**JOB**
Go through the listing and return every line with "cdot" in it.

***** EXERCISE MATERIALS

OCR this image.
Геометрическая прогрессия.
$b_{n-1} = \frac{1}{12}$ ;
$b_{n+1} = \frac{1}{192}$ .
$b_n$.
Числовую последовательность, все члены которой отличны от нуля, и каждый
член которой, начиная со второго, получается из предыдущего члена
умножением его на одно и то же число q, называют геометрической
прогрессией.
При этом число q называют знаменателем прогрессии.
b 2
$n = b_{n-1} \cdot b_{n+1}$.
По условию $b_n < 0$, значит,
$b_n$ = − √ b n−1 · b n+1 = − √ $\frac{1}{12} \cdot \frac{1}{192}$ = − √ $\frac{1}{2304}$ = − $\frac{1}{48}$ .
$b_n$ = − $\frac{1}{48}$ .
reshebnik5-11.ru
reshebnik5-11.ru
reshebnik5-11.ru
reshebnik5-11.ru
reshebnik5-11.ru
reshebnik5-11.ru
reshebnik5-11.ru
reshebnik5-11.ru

**********

**RESULT FOR THIS EXERCISE**
$n = b_{n-1} \cdot b_{n+1}$.
$b_n$ = − √ b n−1 · b n+1 = − √ $\frac{1}{12} \cdot \frac{1}{192}$ = − √ $\frac{1}{2304}$ = − $\frac{1}{48}$ .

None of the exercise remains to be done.